§ Material provided:
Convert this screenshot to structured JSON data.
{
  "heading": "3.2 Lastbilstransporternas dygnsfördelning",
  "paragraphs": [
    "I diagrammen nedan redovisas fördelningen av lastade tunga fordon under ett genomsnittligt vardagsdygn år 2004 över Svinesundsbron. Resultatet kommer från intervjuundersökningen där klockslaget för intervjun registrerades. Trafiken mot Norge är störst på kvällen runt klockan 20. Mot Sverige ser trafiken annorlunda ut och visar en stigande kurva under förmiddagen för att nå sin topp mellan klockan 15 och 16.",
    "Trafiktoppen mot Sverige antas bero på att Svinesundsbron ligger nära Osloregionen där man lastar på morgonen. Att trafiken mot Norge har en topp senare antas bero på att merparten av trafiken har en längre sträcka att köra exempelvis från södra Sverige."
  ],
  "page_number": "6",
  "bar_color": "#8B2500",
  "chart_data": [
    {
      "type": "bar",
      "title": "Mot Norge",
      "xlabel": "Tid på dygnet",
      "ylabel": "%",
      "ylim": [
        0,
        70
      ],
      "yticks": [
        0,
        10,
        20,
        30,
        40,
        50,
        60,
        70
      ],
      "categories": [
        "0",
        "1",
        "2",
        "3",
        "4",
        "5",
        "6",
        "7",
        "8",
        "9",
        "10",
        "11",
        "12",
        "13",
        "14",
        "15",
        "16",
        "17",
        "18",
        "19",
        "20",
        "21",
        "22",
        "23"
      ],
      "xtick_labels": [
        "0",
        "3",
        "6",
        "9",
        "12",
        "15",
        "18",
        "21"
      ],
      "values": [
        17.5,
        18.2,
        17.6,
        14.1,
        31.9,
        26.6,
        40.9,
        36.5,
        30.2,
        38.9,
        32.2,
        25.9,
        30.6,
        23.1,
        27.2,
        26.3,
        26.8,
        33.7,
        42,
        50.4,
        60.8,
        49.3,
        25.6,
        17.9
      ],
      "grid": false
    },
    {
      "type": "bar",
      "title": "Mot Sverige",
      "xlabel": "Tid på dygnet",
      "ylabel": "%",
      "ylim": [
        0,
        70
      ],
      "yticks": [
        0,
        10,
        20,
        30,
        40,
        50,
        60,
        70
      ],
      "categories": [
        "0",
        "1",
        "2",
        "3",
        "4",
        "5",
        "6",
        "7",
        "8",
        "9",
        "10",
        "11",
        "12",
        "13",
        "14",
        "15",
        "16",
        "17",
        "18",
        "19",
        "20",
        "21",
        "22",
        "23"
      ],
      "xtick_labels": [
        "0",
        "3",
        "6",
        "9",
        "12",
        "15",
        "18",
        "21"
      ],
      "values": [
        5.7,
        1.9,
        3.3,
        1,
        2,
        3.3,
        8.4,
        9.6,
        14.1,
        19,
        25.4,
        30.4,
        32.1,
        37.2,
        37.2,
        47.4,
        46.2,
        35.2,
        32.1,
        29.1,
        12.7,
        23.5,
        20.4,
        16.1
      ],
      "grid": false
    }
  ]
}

§ Task prompt: Each line above should be reproduced exactly, with nothing omitted.

§ Answer section:
Convert this screenshot to structured JSON data.
{
  "heading": "3.2 Lastbilstransporternas dygnsfördelning",
  "paragraphs": [
    "I diagrammen nedan redovisas fördelningen av lastade tunga fordon under ett genomsnittligt vardagsdygn år 2004 över Svinesundsbron. Resultatet kommer från intervjuundersökningen där klockslaget för intervjun registrerades. Trafiken mot Norge är störst på kvällen runt klockan 20. Mot Sverige ser trafiken annorlunda ut och visar en stigande kurva under förmiddagen för att nå sin topp mellan klockan 15 och 16.",
    "Trafiktoppen mot Sverige antas bero på att Svinesundsbron ligger nära Osloregionen där man lastar på morgonen. Att trafiken mot Norge har en topp senare antas bero på att merparten av trafiken har en längre sträcka att köra exempelvis från södra Sverige."
  ],
  "page_number": "6",
  "bar_color": "#8B2500",
  "chart_data": [
    {
      "type": "bar",
      "title": "Mot Norge",
      "xlabel": "Tid på dygnet",
      "ylabel": "%",
      "ylim": [
        0,
        70
      ],
      "yticks": [
        0,
        10,
        20,
        30,
        40,
        50,
        60,
        70
      ],
      "categories": [
        "0",
        "1",
        "2",
        "3",
        "4",
        "5",
        "6",
        "7",
        "8",
        "9",
        "10",
        "11",
        "12",
        "13",
        "14",
        "15",
        "16",
        "17",
        "18",
        "19",
        "20",
        "21",
        "22",
        "23"
      ],
      "xtick_labels": [
        "0",
        "3",
        "6",
        "9",
        "12",
        "15",
        "18",
        "21"
      ],
      "values": [
        17.5,
        18.2,
        17.6,
        14.1,
        31.9,
        26.6,
        40.9,
        36.5,
        30.2,
        38.9,
        32.2,
        25.9,
        30.6,
        23.1,
        27.2,
        26.3,
        26.8,
        33.7,
        42,
        50.4,
        60.8,
        49.3,
        25.6,
        17.9
      ],
      "grid": false
    },
    {
      "type": "bar",
      "title": "Mot Sverige",
      "xlabel": "Tid på dygnet",
      "ylabel": "%",
      "ylim": [
        0,
        70
      ],
      "yticks": [
        0,
        10,
        20,
        30,
        40,
        50,
        60,
        70
      ],
      "categories": [
        "0",
        "1",
        "2",
        "3",
        "4",
        "5",
        "6",
        "7",
        "8",
        "9",
        "10",
        "11",
        "12",
        "13",
        "14",
        "15",
        "16",
        "17",
        "18",
        "19",
        "20",
        "21",
        "22",
        "23"
      ],
      "xtick_labels": [
        "0",
        "3",
        "6",
        "9",
        "12",
        "15",
        "18",
        "21"
      ],
      "values": [
        5.7,
        1.9,
        3.3,
        1,
        2,
        3.3,
        8.4,
        9.6,
        14.1,
        19,
        25.4,
        30.4,
        32.1,
        37.2,
        37.2,
        47.4,
        46.2,
        35.2,
        32.1,
        29.1,
        12.7,
        23.5,
        20.4,
        16.1
      ],
      "grid": false
    }
  ]
}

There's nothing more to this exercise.